──────── DATA RECORDS ────────
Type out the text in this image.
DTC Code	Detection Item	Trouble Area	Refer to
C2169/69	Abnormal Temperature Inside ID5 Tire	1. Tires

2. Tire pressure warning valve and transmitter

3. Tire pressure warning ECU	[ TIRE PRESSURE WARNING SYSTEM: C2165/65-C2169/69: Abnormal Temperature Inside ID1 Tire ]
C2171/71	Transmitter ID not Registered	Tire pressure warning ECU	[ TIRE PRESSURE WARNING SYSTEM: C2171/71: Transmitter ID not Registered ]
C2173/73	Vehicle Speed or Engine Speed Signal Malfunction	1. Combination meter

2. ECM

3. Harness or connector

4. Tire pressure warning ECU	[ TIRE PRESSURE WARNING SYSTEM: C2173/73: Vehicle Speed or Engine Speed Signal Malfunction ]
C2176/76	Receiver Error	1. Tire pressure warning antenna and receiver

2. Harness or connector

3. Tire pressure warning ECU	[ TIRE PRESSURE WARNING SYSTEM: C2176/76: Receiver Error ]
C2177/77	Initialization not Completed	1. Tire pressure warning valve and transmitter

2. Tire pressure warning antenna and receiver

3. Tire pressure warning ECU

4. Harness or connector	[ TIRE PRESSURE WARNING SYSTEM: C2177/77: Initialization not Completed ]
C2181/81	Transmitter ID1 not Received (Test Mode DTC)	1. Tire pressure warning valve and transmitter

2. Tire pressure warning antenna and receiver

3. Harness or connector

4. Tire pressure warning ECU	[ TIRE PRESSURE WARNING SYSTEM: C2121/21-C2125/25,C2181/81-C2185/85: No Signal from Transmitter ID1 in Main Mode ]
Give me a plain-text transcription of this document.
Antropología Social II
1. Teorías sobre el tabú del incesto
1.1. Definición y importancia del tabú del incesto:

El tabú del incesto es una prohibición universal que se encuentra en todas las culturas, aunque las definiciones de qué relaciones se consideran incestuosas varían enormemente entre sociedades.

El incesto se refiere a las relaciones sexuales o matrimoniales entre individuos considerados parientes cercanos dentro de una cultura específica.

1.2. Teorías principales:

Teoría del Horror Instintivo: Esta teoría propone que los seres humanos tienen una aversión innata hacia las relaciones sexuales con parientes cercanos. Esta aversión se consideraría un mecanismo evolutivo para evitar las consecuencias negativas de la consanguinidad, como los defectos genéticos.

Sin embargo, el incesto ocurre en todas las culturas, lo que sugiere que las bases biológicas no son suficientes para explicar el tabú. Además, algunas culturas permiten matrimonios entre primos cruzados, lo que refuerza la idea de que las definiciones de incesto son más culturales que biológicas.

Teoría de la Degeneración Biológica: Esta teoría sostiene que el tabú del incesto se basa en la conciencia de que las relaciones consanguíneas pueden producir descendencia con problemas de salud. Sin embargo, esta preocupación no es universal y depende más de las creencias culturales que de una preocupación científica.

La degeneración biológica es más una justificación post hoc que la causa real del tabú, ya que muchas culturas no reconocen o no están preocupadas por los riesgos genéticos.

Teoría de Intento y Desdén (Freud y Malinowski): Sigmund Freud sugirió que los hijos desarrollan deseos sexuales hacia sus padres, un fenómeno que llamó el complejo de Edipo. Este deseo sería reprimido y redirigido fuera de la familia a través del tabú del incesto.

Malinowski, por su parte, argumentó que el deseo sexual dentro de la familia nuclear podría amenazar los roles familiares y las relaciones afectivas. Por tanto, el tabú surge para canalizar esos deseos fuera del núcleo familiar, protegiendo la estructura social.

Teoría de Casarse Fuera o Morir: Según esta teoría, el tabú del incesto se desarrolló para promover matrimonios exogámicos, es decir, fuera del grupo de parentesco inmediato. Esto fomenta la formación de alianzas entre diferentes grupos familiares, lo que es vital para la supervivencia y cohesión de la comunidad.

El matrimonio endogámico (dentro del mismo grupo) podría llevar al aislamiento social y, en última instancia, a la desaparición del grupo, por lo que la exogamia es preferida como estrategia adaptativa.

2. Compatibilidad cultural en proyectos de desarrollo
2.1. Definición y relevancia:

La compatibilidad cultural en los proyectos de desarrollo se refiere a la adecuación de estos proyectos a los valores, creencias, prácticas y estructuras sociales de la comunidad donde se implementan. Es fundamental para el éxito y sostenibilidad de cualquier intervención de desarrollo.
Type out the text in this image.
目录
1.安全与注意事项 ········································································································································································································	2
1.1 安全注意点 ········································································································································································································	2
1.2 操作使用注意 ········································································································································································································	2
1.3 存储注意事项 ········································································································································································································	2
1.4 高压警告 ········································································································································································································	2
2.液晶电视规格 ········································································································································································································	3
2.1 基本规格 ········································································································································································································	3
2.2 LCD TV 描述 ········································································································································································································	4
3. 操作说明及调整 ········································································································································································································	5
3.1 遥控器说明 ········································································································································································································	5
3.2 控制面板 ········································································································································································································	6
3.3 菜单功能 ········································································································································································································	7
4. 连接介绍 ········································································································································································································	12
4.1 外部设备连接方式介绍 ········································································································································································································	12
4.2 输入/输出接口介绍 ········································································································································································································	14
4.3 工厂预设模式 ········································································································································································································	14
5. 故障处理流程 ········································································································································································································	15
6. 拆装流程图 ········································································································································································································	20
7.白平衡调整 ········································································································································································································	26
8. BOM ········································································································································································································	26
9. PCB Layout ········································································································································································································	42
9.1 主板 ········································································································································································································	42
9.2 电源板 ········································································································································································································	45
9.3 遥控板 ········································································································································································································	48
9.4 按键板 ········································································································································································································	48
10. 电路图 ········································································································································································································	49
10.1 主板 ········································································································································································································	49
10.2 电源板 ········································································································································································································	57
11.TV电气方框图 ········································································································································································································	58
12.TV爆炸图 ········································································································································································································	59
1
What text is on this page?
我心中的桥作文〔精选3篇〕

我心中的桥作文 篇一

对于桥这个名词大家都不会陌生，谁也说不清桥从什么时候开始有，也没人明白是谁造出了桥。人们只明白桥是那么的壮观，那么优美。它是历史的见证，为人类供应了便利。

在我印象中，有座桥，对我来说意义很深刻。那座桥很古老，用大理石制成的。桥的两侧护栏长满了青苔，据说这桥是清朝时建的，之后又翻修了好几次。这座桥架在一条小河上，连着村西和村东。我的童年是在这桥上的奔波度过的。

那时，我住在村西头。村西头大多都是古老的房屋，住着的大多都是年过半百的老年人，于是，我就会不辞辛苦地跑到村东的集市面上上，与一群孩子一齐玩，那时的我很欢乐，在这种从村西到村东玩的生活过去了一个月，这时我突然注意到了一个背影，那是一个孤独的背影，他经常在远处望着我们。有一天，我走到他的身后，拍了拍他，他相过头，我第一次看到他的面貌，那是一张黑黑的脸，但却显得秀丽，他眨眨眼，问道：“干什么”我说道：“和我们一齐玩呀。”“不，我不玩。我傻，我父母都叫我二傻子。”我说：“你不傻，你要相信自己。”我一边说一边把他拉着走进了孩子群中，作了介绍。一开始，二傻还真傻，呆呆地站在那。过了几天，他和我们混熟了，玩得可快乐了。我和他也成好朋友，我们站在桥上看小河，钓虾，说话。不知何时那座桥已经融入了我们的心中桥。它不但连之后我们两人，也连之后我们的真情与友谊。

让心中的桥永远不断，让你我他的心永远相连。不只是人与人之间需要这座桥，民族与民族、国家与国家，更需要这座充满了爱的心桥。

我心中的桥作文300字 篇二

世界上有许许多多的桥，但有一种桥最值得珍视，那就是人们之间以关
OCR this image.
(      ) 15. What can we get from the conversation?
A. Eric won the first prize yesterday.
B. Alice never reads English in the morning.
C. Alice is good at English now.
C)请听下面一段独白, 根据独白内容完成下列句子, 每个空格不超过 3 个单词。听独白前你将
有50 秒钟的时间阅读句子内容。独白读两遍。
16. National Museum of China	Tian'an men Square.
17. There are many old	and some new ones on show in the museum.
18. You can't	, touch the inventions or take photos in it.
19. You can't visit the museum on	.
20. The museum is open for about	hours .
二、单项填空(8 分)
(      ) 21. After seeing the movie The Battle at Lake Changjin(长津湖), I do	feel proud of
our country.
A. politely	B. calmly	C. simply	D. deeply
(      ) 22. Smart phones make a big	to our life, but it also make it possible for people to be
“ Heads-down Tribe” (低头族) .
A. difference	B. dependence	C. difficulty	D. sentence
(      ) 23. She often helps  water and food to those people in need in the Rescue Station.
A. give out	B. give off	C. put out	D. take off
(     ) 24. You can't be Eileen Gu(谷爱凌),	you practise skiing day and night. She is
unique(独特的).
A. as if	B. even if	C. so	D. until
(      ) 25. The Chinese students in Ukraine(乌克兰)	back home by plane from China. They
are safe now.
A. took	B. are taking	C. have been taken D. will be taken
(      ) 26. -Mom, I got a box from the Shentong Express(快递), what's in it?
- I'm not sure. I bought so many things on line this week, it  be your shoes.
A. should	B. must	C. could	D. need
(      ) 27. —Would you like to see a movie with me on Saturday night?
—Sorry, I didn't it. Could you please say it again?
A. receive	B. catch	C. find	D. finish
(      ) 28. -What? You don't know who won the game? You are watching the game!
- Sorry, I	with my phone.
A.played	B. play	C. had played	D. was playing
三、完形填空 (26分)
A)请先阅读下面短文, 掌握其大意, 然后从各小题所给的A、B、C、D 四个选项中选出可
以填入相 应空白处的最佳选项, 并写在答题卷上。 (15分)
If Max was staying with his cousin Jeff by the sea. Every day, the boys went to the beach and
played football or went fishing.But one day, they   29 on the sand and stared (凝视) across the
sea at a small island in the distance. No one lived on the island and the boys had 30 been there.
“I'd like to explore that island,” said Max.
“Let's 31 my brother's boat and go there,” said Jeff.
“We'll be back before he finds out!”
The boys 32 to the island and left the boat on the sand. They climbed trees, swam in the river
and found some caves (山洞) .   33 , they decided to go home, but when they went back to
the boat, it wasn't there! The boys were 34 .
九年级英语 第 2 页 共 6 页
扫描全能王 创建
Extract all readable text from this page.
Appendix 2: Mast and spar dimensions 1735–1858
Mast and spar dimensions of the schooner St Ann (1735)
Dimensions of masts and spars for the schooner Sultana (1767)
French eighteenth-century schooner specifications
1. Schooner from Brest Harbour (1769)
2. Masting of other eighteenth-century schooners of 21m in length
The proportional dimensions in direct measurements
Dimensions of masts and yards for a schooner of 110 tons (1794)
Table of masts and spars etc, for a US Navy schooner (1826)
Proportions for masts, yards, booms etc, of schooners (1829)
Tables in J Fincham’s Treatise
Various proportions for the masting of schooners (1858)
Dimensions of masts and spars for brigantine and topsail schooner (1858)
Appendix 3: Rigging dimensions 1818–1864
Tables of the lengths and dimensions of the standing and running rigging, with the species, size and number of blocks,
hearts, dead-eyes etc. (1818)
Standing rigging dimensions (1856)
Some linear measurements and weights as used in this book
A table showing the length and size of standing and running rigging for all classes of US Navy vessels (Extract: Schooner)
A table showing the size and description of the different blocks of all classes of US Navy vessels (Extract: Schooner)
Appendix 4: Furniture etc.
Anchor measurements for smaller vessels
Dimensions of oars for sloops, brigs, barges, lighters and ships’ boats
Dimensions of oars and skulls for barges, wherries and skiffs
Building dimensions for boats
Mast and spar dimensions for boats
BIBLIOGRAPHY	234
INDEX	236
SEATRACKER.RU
────────
> [EXERCISE TASK]: Tally up the lines holding the word "many" in the data above, and answer with that figure only.

> [SOLUTION TO THE EXERCISE]: 2